Required action: Report each line of the entries below that includes "minmax".
----
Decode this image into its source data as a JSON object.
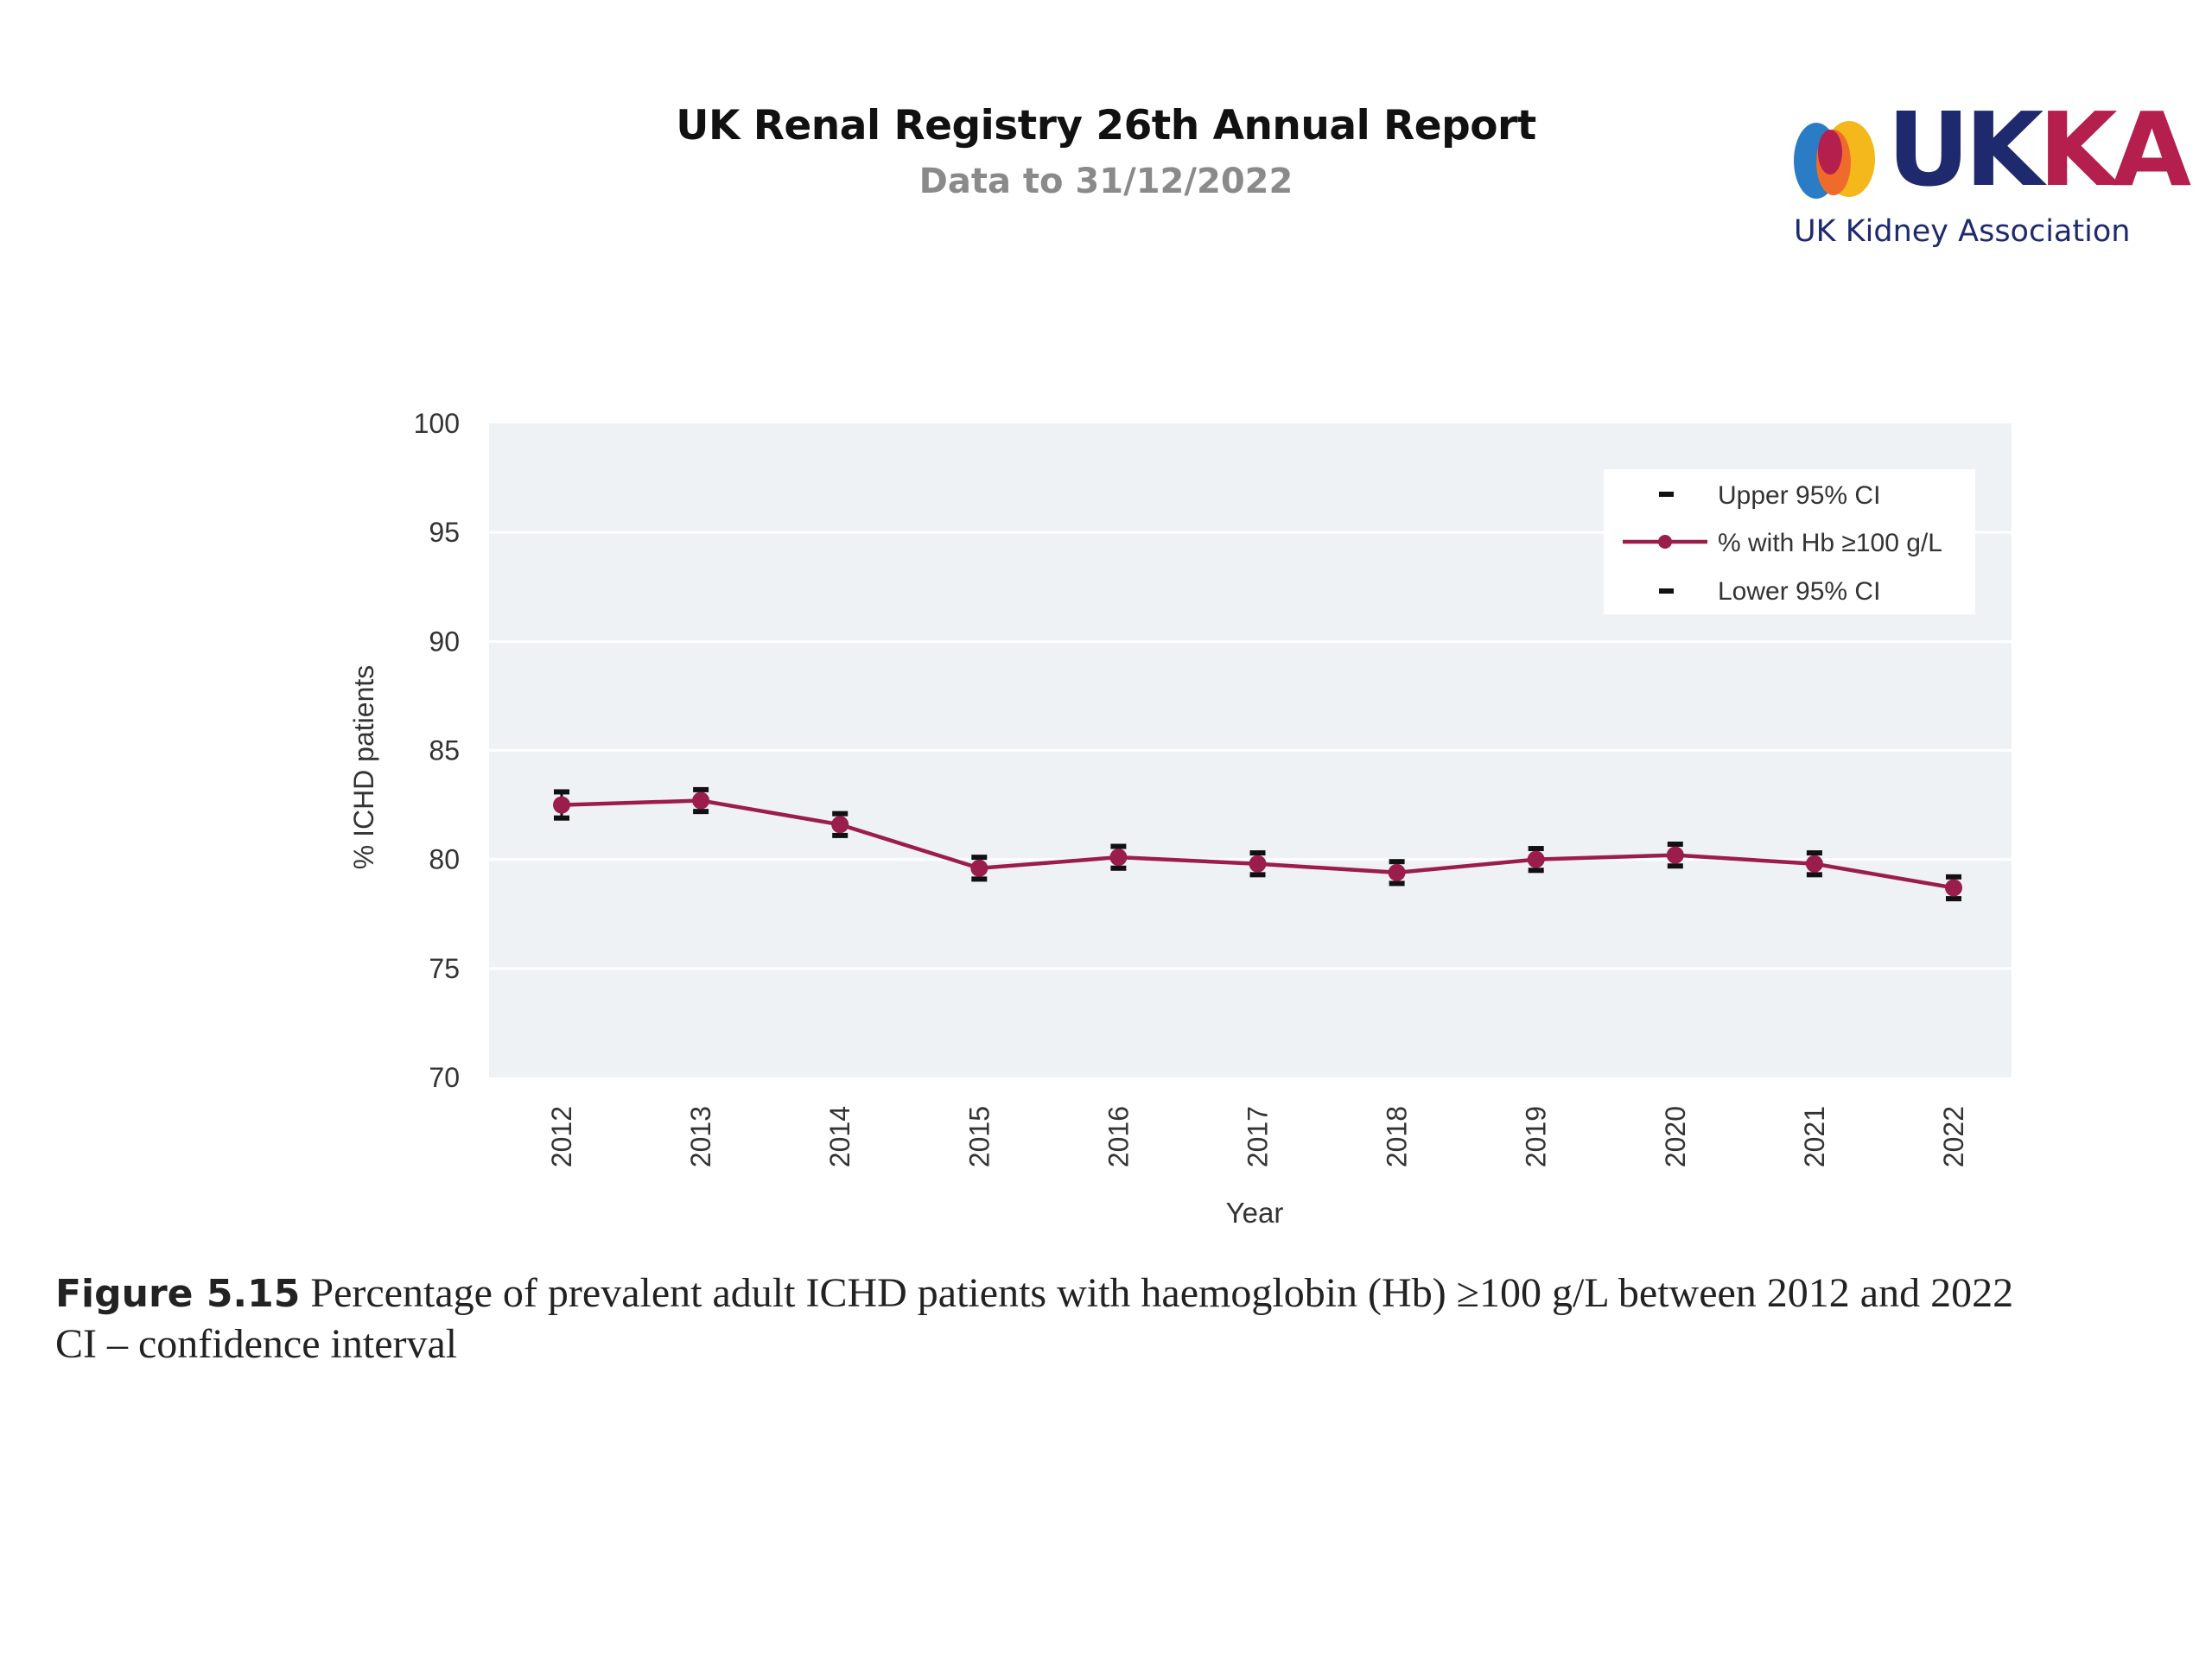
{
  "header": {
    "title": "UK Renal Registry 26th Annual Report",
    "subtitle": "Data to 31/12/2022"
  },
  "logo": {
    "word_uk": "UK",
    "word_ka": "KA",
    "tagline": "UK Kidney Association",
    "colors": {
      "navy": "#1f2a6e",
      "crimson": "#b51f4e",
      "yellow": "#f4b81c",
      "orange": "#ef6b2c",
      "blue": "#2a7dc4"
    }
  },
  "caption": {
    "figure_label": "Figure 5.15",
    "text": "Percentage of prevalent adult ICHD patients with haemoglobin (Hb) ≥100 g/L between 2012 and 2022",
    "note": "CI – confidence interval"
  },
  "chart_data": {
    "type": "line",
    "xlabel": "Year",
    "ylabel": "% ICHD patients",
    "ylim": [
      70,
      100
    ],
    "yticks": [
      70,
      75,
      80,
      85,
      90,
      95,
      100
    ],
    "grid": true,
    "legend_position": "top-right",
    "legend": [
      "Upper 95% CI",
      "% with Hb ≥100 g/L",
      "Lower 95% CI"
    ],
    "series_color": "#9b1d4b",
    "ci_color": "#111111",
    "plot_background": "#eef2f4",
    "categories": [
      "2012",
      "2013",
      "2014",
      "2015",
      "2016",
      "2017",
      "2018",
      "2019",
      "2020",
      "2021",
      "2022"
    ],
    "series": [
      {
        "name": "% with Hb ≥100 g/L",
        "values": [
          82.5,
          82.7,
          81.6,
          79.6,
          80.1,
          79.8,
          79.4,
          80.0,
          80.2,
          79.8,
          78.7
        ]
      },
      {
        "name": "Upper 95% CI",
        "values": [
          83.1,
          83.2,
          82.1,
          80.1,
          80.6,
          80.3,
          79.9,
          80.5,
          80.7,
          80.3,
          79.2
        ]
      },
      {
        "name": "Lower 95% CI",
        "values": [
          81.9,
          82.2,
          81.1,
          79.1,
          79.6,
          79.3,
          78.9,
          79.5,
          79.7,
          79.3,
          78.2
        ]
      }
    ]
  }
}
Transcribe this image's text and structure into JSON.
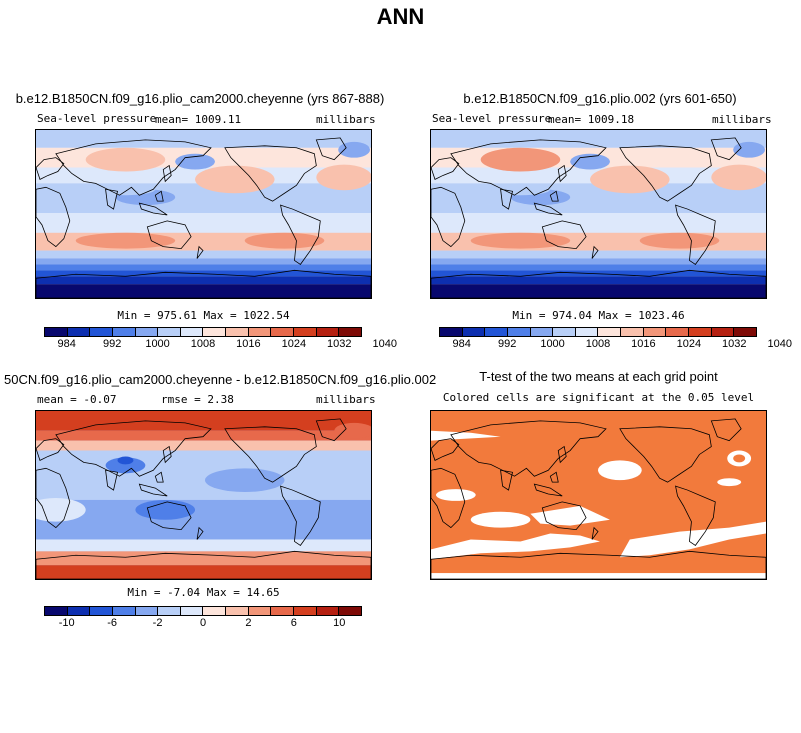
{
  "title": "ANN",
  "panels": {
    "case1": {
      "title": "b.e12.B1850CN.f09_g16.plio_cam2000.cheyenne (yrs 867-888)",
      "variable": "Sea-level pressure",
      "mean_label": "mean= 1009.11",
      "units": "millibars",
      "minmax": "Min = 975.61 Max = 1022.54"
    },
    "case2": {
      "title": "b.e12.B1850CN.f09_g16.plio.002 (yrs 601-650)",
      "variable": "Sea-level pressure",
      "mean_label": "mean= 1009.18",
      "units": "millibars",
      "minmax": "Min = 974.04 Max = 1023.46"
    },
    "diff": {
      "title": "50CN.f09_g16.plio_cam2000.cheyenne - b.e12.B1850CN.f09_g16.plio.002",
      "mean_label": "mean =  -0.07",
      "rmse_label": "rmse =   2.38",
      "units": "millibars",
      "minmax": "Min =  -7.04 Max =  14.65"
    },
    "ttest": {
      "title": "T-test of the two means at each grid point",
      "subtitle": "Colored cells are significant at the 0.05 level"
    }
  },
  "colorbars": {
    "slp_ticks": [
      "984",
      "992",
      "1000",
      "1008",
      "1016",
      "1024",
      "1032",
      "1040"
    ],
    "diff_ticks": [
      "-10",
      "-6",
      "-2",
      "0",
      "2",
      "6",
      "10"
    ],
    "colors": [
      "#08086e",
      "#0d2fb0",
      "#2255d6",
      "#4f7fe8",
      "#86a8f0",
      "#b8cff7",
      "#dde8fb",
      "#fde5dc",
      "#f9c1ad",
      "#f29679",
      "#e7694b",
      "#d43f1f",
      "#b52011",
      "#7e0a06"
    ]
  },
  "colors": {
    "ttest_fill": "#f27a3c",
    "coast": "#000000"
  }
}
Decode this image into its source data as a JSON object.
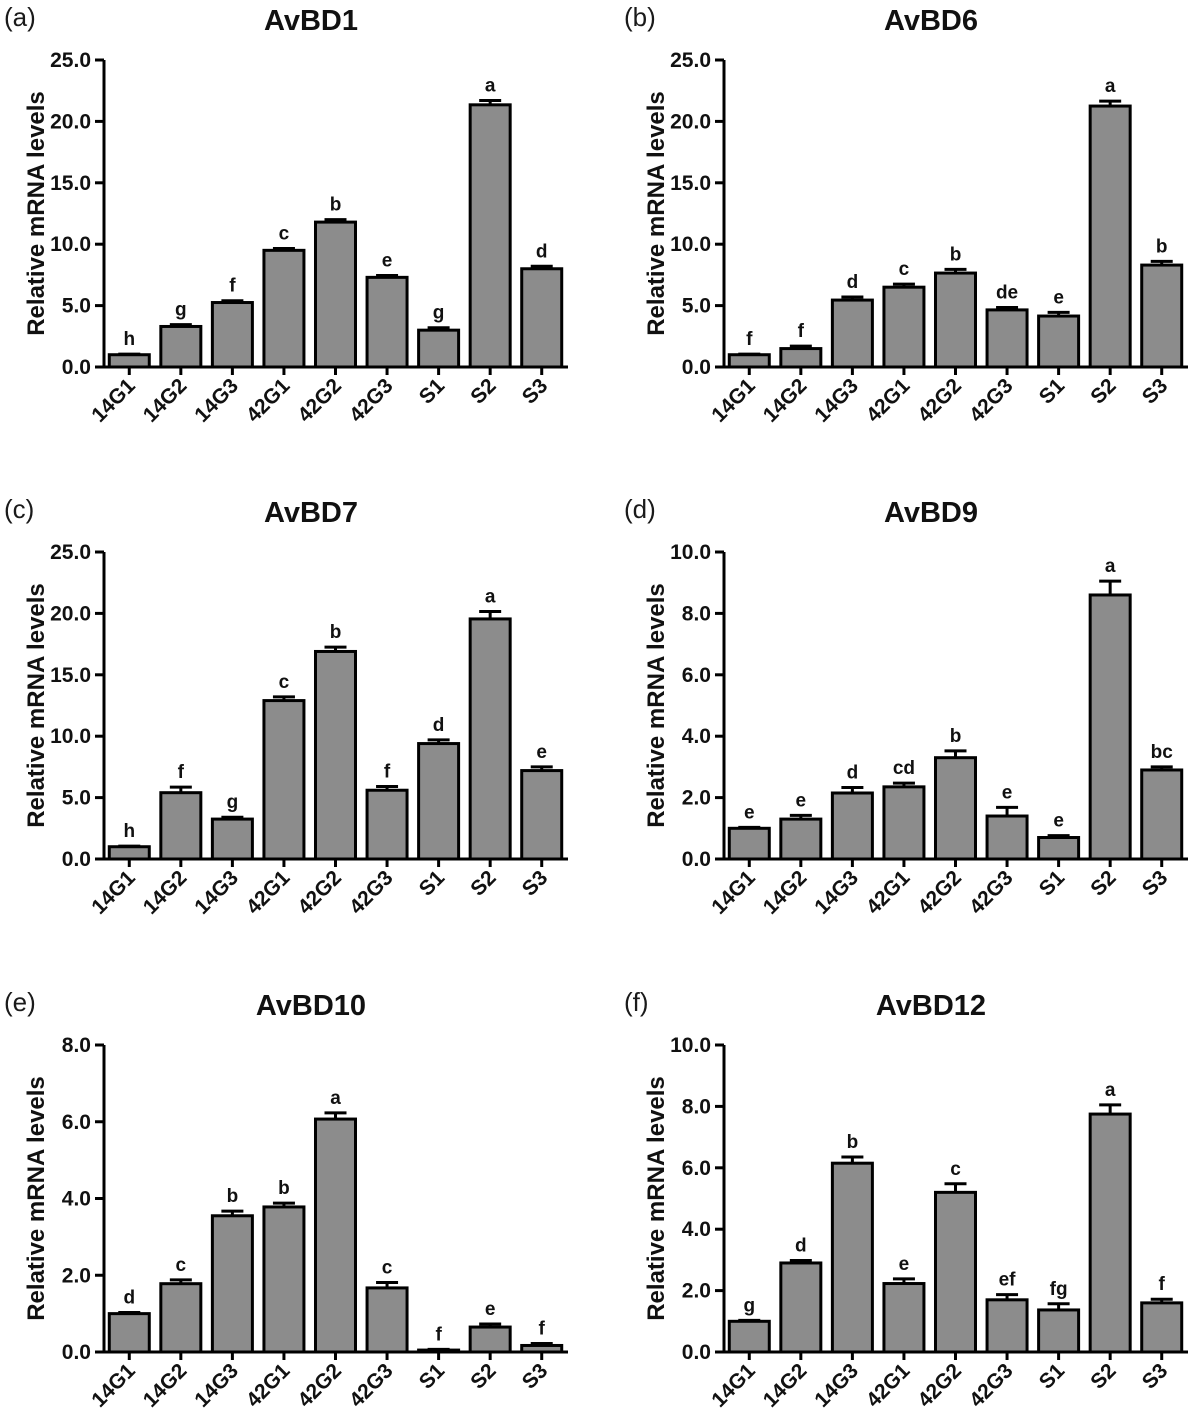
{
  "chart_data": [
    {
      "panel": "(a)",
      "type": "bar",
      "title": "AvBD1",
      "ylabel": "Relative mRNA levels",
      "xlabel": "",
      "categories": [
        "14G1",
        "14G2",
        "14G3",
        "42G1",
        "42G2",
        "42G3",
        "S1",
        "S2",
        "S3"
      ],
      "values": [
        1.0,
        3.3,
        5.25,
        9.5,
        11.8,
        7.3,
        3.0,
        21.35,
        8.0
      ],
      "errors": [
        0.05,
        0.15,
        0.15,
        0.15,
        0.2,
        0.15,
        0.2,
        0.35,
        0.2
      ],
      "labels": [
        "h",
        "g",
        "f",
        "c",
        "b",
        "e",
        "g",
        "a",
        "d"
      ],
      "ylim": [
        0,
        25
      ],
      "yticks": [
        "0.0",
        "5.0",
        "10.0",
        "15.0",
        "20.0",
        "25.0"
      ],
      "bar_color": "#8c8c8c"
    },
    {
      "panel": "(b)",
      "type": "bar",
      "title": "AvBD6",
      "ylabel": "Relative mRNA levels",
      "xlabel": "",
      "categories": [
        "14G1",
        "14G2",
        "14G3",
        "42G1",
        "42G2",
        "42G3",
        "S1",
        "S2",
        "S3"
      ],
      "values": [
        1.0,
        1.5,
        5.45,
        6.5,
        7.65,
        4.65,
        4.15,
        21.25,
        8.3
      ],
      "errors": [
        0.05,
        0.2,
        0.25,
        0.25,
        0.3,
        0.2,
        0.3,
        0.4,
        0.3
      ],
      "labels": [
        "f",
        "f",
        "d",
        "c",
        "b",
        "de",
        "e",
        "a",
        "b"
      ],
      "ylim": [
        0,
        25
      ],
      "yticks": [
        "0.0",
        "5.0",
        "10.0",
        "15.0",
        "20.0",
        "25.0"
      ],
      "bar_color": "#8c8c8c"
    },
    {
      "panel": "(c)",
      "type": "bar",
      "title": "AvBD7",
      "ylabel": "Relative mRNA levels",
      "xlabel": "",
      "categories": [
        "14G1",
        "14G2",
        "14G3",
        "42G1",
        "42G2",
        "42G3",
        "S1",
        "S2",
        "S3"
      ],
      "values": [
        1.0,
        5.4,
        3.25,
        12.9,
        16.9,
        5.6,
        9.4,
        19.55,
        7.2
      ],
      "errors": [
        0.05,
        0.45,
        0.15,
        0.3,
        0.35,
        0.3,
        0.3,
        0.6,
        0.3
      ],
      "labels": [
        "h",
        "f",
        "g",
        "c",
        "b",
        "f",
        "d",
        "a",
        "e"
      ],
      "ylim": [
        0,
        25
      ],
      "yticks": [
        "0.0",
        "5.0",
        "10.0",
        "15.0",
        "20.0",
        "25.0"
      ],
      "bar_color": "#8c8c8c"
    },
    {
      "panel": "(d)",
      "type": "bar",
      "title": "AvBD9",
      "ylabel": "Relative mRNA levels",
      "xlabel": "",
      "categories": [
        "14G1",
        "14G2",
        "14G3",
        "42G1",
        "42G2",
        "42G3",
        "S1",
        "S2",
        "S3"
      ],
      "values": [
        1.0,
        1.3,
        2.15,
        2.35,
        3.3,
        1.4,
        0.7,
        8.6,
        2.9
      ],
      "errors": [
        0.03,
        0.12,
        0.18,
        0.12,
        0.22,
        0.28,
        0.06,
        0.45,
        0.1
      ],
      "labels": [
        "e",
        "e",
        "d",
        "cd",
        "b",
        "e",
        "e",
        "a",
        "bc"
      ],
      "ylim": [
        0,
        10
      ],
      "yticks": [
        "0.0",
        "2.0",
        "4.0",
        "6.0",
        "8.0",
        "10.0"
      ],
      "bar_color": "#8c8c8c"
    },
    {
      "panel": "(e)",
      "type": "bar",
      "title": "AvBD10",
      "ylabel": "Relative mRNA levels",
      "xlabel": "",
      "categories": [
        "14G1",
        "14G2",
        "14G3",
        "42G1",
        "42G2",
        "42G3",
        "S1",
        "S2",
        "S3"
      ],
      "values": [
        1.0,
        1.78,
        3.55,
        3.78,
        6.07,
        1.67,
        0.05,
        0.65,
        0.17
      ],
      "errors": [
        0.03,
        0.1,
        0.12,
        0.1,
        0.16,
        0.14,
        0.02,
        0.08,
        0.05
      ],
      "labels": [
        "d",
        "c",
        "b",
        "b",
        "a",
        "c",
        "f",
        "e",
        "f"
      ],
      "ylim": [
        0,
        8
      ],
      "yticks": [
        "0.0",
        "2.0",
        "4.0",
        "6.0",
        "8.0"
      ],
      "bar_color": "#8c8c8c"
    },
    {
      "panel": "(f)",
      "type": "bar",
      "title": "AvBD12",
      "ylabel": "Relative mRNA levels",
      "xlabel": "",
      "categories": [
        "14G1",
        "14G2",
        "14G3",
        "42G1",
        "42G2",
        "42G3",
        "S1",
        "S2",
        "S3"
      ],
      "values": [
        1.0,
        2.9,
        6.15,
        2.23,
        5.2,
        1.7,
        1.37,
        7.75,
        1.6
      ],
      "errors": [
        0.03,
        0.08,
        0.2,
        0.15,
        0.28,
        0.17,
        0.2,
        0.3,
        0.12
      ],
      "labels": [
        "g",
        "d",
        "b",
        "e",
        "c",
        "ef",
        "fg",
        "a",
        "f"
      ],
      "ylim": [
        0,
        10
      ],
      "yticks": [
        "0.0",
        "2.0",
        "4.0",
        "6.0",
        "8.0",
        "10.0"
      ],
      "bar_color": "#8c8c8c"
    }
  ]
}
----
Written answer:
      "minmax": "Min = 975.61 Max = 1022.54"
      "minmax": "Min = 974.04 Max = 1023.46"
      "minmax": "Min =  -7.04 Max =  14.65"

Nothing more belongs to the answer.